• _What the task requires_
In full and word for word, copy the listing; no pictures belong in the copy.
────────────────────────────────────────
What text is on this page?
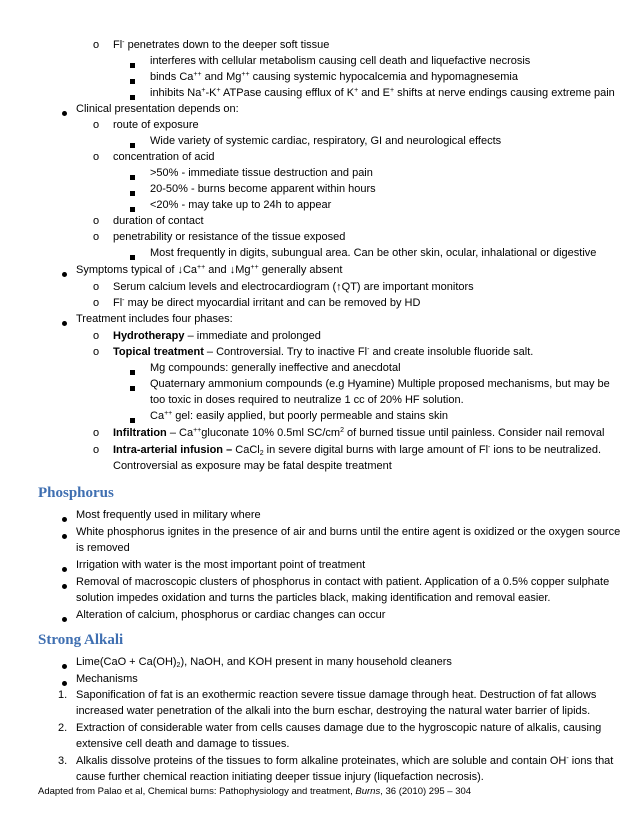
o Fl- penetrates down to the deeper soft tissue
interferes with cellular metabolism causing cell death and liquefactive necrosis
binds Ca++ and Mg++ causing systemic hypocalcemia and hypomagnesemia
inhibits Na+-K+ ATPase causing efflux of K+ and E+ shifts at nerve endings causing extreme pain
Clinical presentation depends on:
o route of exposure
Wide variety of systemic cardiac, respiratory, GI and neurological effects
o concentration of acid
>50% - immediate tissue destruction and pain
20-50% - burns become apparent within hours
<20% - may take up to 24h to appear
o duration of contact
o penetrability or resistance of the tissue exposed
Most frequently in digits, subungual area. Can be other skin, ocular, inhalational or digestive
Symptoms typical of ↓Ca++ and ↓Mg++ generally absent
o Serum calcium levels and electrocardiogram (↑QT) are important monitors
o Fl- may be direct myocardial irritant and can be removed by HD
Treatment includes four phases:
o Hydrotherapy – immediate and prolonged
o Topical treatment – Controversial. Try to inactive Fl- and create insoluble fluoride salt.
Mg compounds: generally ineffective and anecdotal
Quaternary ammonium compounds (e.g Hyamine) Multiple proposed mechanisms, but may be
too toxic in doses required to neutralize 1 cc of 20% HF solution.
Ca++ gel: easily applied, but poorly permeable and stains skin
o Infiltration – Ca++gluconate 10% 0.5ml $SC/cm^2$ of burned tissue until painless. Consider nail removal
o Intra-arterial infusion – CaCl$_2$ in severe digital burns with large amount of Fl- ions to be neutralized.
Controversial as exposure may be fatal despite treatment
Phosphorus
Most frequently used in military where
White phosphorus ignites in the presence of air and burns until the entire agent is oxidized or the oxygen source
is removed
Irrigation with water is the most important point of treatment
Removal of macroscopic clusters of phosphorus in contact with patient. Application of a 0.5% copper sulphate
solution impedes oxidation and turns the particles black, making identification and removal easier.
Alteration of calcium, phosphorus or cardiac changes can occur
Strong Alkali
Lime(CaO + $Ca(OH)_2$), NaOH, and KOH present in many household cleaners
Mechanisms
1. Saponification of fat is an exothermic reaction severe tissue damage through heat. Destruction of fat allows
increased water penetration of the alkali into the burn eschar, destroying the natural water barrier of lipids.
2. Extraction of considerable water from cells causes damage due to the hygroscopic nature of alkalis, causing
extensive cell death and damage to tissues.
3. Alkalis dissolve proteins of the tissues to form alkaline proteinates, which are soluble and contain OH- ions that
cause further chemical reaction initiating deeper tissue injury (liquefaction necrosis).
Adapted from Palao et al, Chemical burns: Pathophysiology and treatment, Burns, 36 (2010) 295 – 304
────────────────────────────────────────
• _Expected output_
What text is on this page?
o Fl- penetrates down to the deeper soft tissue
interferes with cellular metabolism causing cell death and liquefactive necrosis
binds Ca++ and Mg++ causing systemic hypocalcemia and hypomagnesemia
inhibits Na+-K+ ATPase causing efflux of K+ and E+ shifts at nerve endings causing extreme pain
Clinical presentation depends on:
o route of exposure
Wide variety of systemic cardiac, respiratory, GI and neurological effects
o concentration of acid
>50% - immediate tissue destruction and pain
20-50% - burns become apparent within hours
<20% - may take up to 24h to appear
o duration of contact
o penetrability or resistance of the tissue exposed
Most frequently in digits, subungual area. Can be other skin, ocular, inhalational or digestive
Symptoms typical of ↓Ca++ and ↓Mg++ generally absent
o Serum calcium levels and electrocardiogram (↑QT) are important monitors
o Fl- may be direct myocardial irritant and can be removed by HD
Treatment includes four phases:
o Hydrotherapy – immediate and prolonged
o Topical treatment – Controversial. Try to inactive Fl- and create insoluble fluoride salt.
Mg compounds: generally ineffective and anecdotal
Quaternary ammonium compounds (e.g Hyamine) Multiple proposed mechanisms, but may be
too toxic in doses required to neutralize 1 cc of 20% HF solution.
Ca++ gel: easily applied, but poorly permeable and stains skin
o Infiltration – Ca++gluconate 10% 0.5ml $SC/cm^2$ of burned tissue until painless. Consider nail removal
o Intra-arterial infusion – CaCl$_2$ in severe digital burns with large amount of Fl- ions to be neutralized.
Controversial as exposure may be fatal despite treatment
Phosphorus
Most frequently used in military where
White phosphorus ignites in the presence of air and burns until the entire agent is oxidized or the oxygen source
is removed
Irrigation with water is the most important point of treatment
Removal of macroscopic clusters of phosphorus in contact with patient. Application of a 0.5% copper sulphate
solution impedes oxidation and turns the particles black, making identification and removal easier.
Alteration of calcium, phosphorus or cardiac changes can occur
Strong Alkali
Lime(CaO + $Ca(OH)_2$), NaOH, and KOH present in many household cleaners
Mechanisms
1. Saponification of fat is an exothermic reaction severe tissue damage through heat. Destruction of fat allows
increased water penetration of the alkali into the burn eschar, destroying the natural water barrier of lipids.
2. Extraction of considerable water from cells causes damage due to the hygroscopic nature of alkalis, causing
extensive cell death and damage to tissues.
3. Alkalis dissolve proteins of the tissues to form alkaline proteinates, which are soluble and contain OH- ions that
cause further chemical reaction initiating deeper tissue injury (liquefaction necrosis).
Adapted from Palao et al, Chemical burns: Pathophysiology and treatment, Burns, 36 (2010) 295 – 304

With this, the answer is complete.